● Stated goal:
Quote the whole listing exactly. Leave the pictures out of your copy.

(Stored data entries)
◆ ◆ ◆ ◆
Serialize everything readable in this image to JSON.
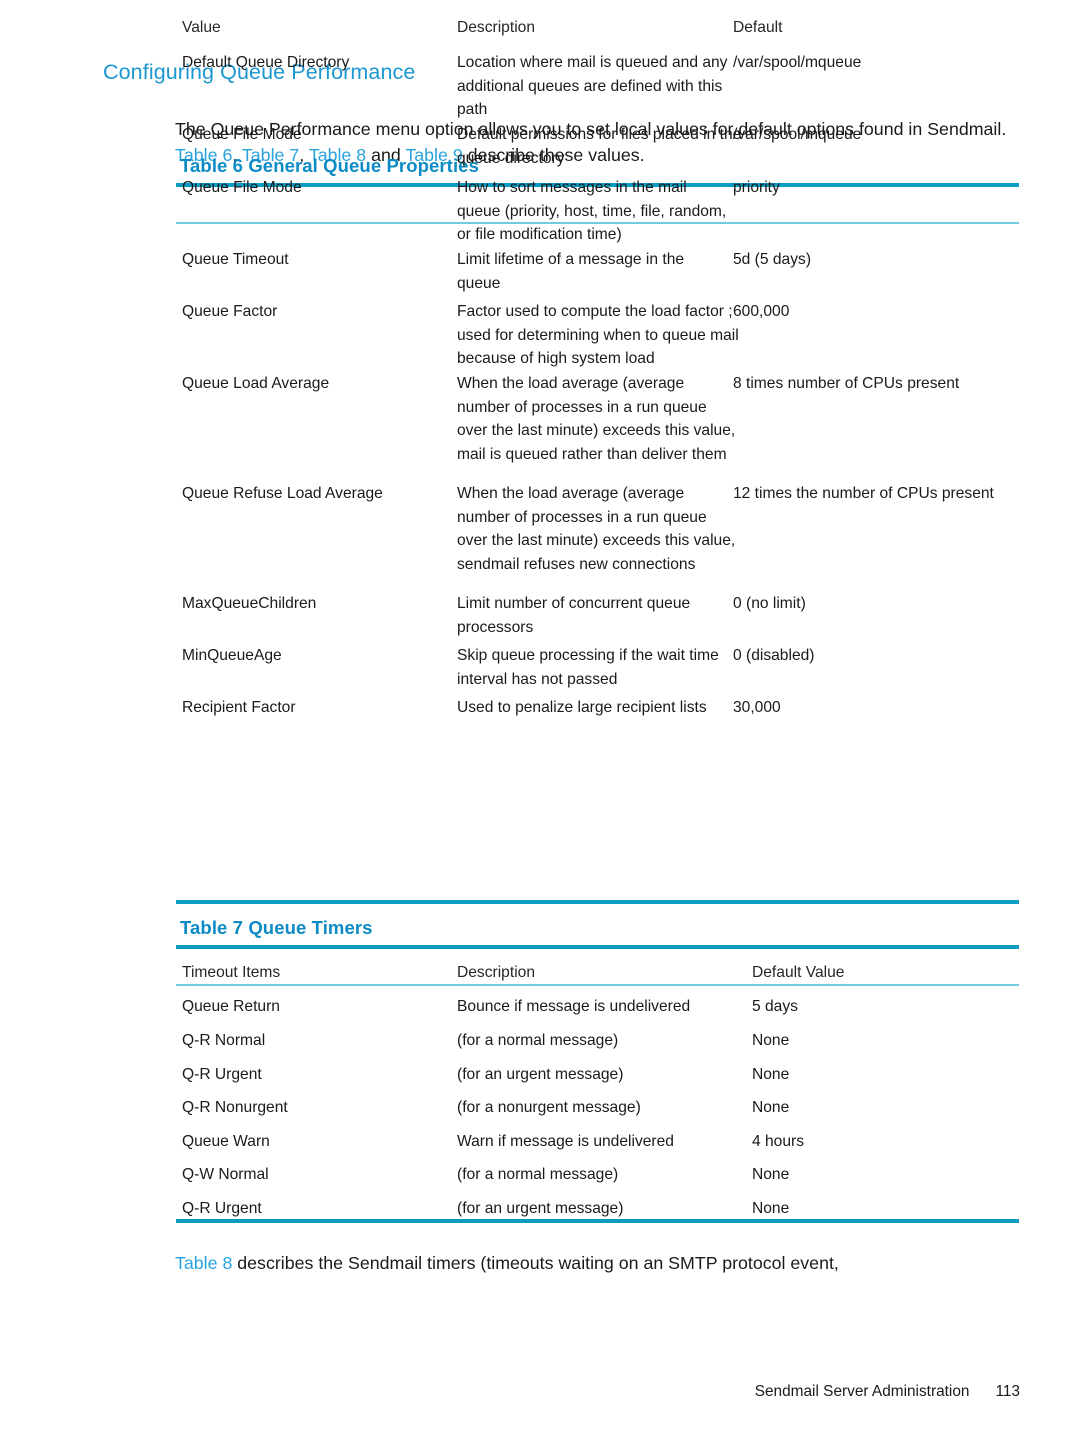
{
  "page": {
    "section_title": "Configuring Queue Performance",
    "intro": {
      "part1": "The Queue Performance menu option allows you to set local values for default options found in Sendmail. ",
      "xref1": "Table 6",
      "sep1": ", ",
      "xref2": "Table 7",
      "sep2": ", ",
      "xref3": "Table 8",
      "sep3": " and ",
      "xref4": "Table 9",
      "part2": " describe these values."
    },
    "outro": {
      "xref": "Table 8",
      "text": " describes the Sendmail timers (timeouts waiting on an SMTP protocol event,"
    },
    "footer": {
      "book_title": "Sendmail Server Administration",
      "page_number": "113"
    },
    "colors": {
      "heading_blue": "#1b97d1",
      "caption_blue": "#0d8bc4",
      "xref_blue": "#29a3dd",
      "rule_heavy": "#0b9cc4",
      "rule_light": "#6ecbe0",
      "body_text": "#1a1a1a"
    }
  },
  "table6": {
    "caption": "Table 6 General Queue Properties",
    "headers": [
      "Value",
      "Description",
      "Default"
    ],
    "rows": [
      {
        "value": "Default Queue Directory",
        "description": "Location where mail is queued and any additional queues are defined with this path",
        "default": "/var/spool/mqueue"
      },
      {
        "value": "Queue File Mode",
        "description": "Default permissions for files placed in the queue directory",
        "default": "/var/spool/mqueue"
      },
      {
        "value": "Queue File Mode",
        "description": "How to sort messages in the mail queue (priority, host, time, file, random, or file modification time)",
        "default": "priority"
      },
      {
        "value": "Queue Timeout",
        "description": "Limit lifetime of a message in the queue",
        "default": "5d (5 days)"
      },
      {
        "value": "Queue Factor",
        "description": "Factor used to compute the load factor ; used for determining when to queue mail because of high system load",
        "default": "600,000"
      },
      {
        "value": "Queue Load Average",
        "description": "When the load average (average number of processes in a run queue over the last minute) exceeds this value, mail is queued rather than deliver them",
        "default": "8 times number of CPUs present"
      },
      {
        "value": "Queue Refuse Load Average",
        "description": "When the load average (average number of processes in a run queue over the last minute) exceeds this value, sendmail refuses new connections",
        "default": "12 times the number of CPUs present"
      },
      {
        "value": "MaxQueueChildren",
        "description": "Limit number of concurrent queue processors",
        "default": "0 (no limit)"
      },
      {
        "value": "MinQueueAge",
        "description": "Skip queue processing if the wait time interval has not passed",
        "default": "0 (disabled)"
      },
      {
        "value": "Recipient Factor",
        "description": "Used to penalize large recipient lists",
        "default": "30,000"
      }
    ]
  },
  "table7": {
    "caption": "Table 7 Queue Timers",
    "headers": [
      "Timeout Items",
      "Description",
      "Default Value"
    ],
    "rows": [
      {
        "value": "Queue Return",
        "description": "Bounce if message is undelivered",
        "default": "5 days"
      },
      {
        "value": "Q-R Normal",
        "description": "(for a normal message)",
        "default": "None"
      },
      {
        "value": "Q-R Urgent",
        "description": "(for an urgent message)",
        "default": "None"
      },
      {
        "value": "Q-R Nonurgent",
        "description": "(for a nonurgent message)",
        "default": "None"
      },
      {
        "value": "Queue Warn",
        "description": "Warn if message is undelivered",
        "default": "4 hours"
      },
      {
        "value": "Q-W Normal",
        "description": "(for a normal message)",
        "default": "None"
      },
      {
        "value": "Q-R Urgent",
        "description": "(for an urgent message)",
        "default": "None"
      }
    ]
  }
}
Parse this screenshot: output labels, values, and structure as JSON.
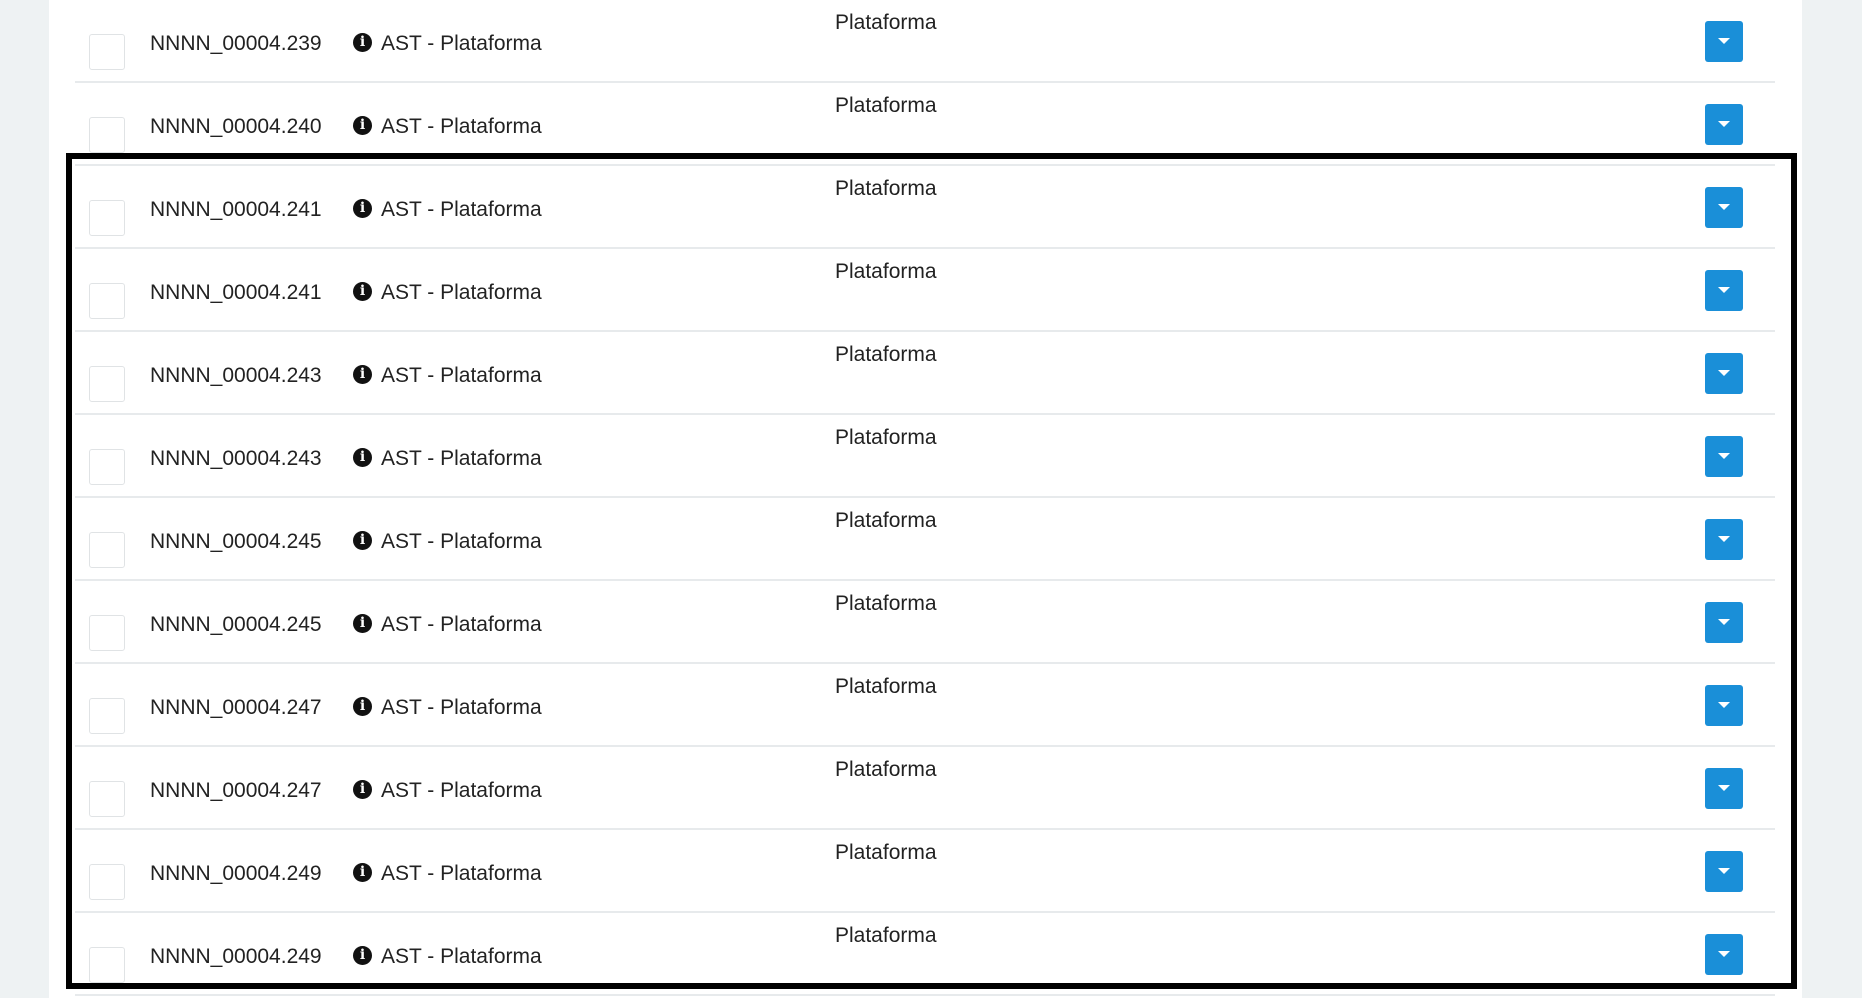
{
  "rows": [
    {
      "code": "NNNN_00004.239",
      "type": "AST - Plataforma",
      "desc": "Plataforma"
    },
    {
      "code": "NNNN_00004.240",
      "type": "AST - Plataforma",
      "desc": "Plataforma"
    },
    {
      "code": "NNNN_00004.241",
      "type": "AST - Plataforma",
      "desc": "Plataforma"
    },
    {
      "code": "NNNN_00004.241",
      "type": "AST - Plataforma",
      "desc": "Plataforma"
    },
    {
      "code": "NNNN_00004.243",
      "type": "AST - Plataforma",
      "desc": "Plataforma"
    },
    {
      "code": "NNNN_00004.243",
      "type": "AST - Plataforma",
      "desc": "Plataforma"
    },
    {
      "code": "NNNN_00004.245",
      "type": "AST - Plataforma",
      "desc": "Plataforma"
    },
    {
      "code": "NNNN_00004.245",
      "type": "AST - Plataforma",
      "desc": "Plataforma"
    },
    {
      "code": "NNNN_00004.247",
      "type": "AST - Plataforma",
      "desc": "Plataforma"
    },
    {
      "code": "NNNN_00004.247",
      "type": "AST - Plataforma",
      "desc": "Plataforma"
    },
    {
      "code": "NNNN_00004.249",
      "type": "AST - Plataforma",
      "desc": "Plataforma"
    },
    {
      "code": "NNNN_00004.249",
      "type": "AST - Plataforma",
      "desc": "Plataforma"
    }
  ],
  "colors": {
    "accent": "#1a8fd8",
    "background": "#eef2f3",
    "highlight_border": "#000000"
  },
  "icons": {
    "info": "info-icon",
    "dropdown": "caret-down-icon"
  }
}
◆ ◆ ◆ ◆
● Worked answer:
Serialize everything readable in this image to JSON.
{
  "page": {
    "section_title": "Configuring Queue Performance",
    "intro": {
      "part1": "The Queue Performance menu option allows you to set local values for default options found in Sendmail. ",
      "xref1": "Table 6",
      "sep1": ", ",
      "xref2": "Table 7",
      "sep2": ", ",
      "xref3": "Table 8",
      "sep3": " and ",
      "xref4": "Table 9",
      "part2": " describe these values."
    },
    "outro": {
      "xref": "Table 8",
      "text": " describes the Sendmail timers (timeouts waiting on an SMTP protocol event,"
    },
    "footer": {
      "book_title": "Sendmail Server Administration",
      "page_number": "113"
    },
    "colors": {
      "heading_blue": "#1b97d1",
      "caption_blue": "#0d8bc4",
      "xref_blue": "#29a3dd",
      "rule_heavy": "#0b9cc4",
      "rule_light": "#6ecbe0",
      "body_text": "#1a1a1a"
    }
  },
  "table6": {
    "caption": "Table 6 General Queue Properties",
    "headers": [
      "Value",
      "Description",
      "Default"
    ],
    "rows": [
      {
        "value": "Default Queue Directory",
        "description": "Location where mail is queued and any additional queues are defined with this path",
        "default": "/var/spool/mqueue"
      },
      {
        "value": "Queue File Mode",
        "description": "Default permissions for files placed in the queue directory",
        "default": "/var/spool/mqueue"
      },
      {
        "value": "Queue File Mode",
        "description": "How to sort messages in the mail queue (priority, host, time, file, random, or file modification time)",
        "default": "priority"
      },
      {
        "value": "Queue Timeout",
        "description": "Limit lifetime of a message in the queue",
        "default": "5d (5 days)"
      },
      {
        "value": "Queue Factor",
        "description": "Factor used to compute the load factor ; used for determining when to queue mail because of high system load",
        "default": "600,000"
      },
      {
        "value": "Queue Load Average",
        "description": "When the load average (average number of processes in a run queue over the last minute) exceeds this value, mail is queued rather than deliver them",
        "default": "8 times number of CPUs present"
      },
      {
        "value": "Queue Refuse Load Average",
        "description": "When the load average (average number of processes in a run queue over the last minute) exceeds this value, sendmail refuses new connections",
        "default": "12 times the number of CPUs present"
      },
      {
        "value": "MaxQueueChildren",
        "description": "Limit number of concurrent queue processors",
        "default": "0 (no limit)"
      },
      {
        "value": "MinQueueAge",
        "description": "Skip queue processing if the wait time interval has not passed",
        "default": "0 (disabled)"
      },
      {
        "value": "Recipient Factor",
        "description": "Used to penalize large recipient lists",
        "default": "30,000"
      }
    ]
  },
  "table7": {
    "caption": "Table 7 Queue Timers",
    "headers": [
      "Timeout Items",
      "Description",
      "Default Value"
    ],
    "rows": [
      {
        "value": "Queue Return",
        "description": "Bounce if message is undelivered",
        "default": "5 days"
      },
      {
        "value": "Q-R Normal",
        "description": "(for a normal message)",
        "default": "None"
      },
      {
        "value": "Q-R Urgent",
        "description": "(for an urgent message)",
        "default": "None"
      },
      {
        "value": "Q-R Nonurgent",
        "description": "(for a nonurgent message)",
        "default": "None"
      },
      {
        "value": "Queue Warn",
        "description": "Warn if message is undelivered",
        "default": "4 hours"
      },
      {
        "value": "Q-W Normal",
        "description": "(for a normal message)",
        "default": "None"
      },
      {
        "value": "Q-R Urgent",
        "description": "(for an urgent message)",
        "default": "None"
      }
    ]
  }
}
Parse this screenshot: output labels, values, and structure as JSON.
{
  "rows": [
    {
      "code": "NNNN_00004.239",
      "type": "AST - Plataforma",
      "desc": "Plataforma"
    },
    {
      "code": "NNNN_00004.240",
      "type": "AST - Plataforma",
      "desc": "Plataforma"
    },
    {
      "code": "NNNN_00004.241",
      "type": "AST - Plataforma",
      "desc": "Plataforma"
    },
    {
      "code": "NNNN_00004.241",
      "type": "AST - Plataforma",
      "desc": "Plataforma"
    },
    {
      "code": "NNNN_00004.243",
      "type": "AST - Plataforma",
      "desc": "Plataforma"
    },
    {
      "code": "NNNN_00004.243",
      "type": "AST - Plataforma",
      "desc": "Plataforma"
    },
    {
      "code": "NNNN_00004.245",
      "type": "AST - Plataforma",
      "desc": "Plataforma"
    },
    {
      "code": "NNNN_00004.245",
      "type": "AST - Plataforma",
      "desc": "Plataforma"
    },
    {
      "code": "NNNN_00004.247",
      "type": "AST - Plataforma",
      "desc": "Plataforma"
    },
    {
      "code": "NNNN_00004.247",
      "type": "AST - Plataforma",
      "desc": "Plataforma"
    },
    {
      "code": "NNNN_00004.249",
      "type": "AST - Plataforma",
      "desc": "Plataforma"
    },
    {
      "code": "NNNN_00004.249",
      "type": "AST - Plataforma",
      "desc": "Plataforma"
    }
  ],
  "colors": {
    "accent": "#1a8fd8",
    "background": "#eef2f3",
    "highlight_border": "#000000"
  },
  "icons": {
    "info": "info-icon",
    "dropdown": "caret-down-icon"
  }
}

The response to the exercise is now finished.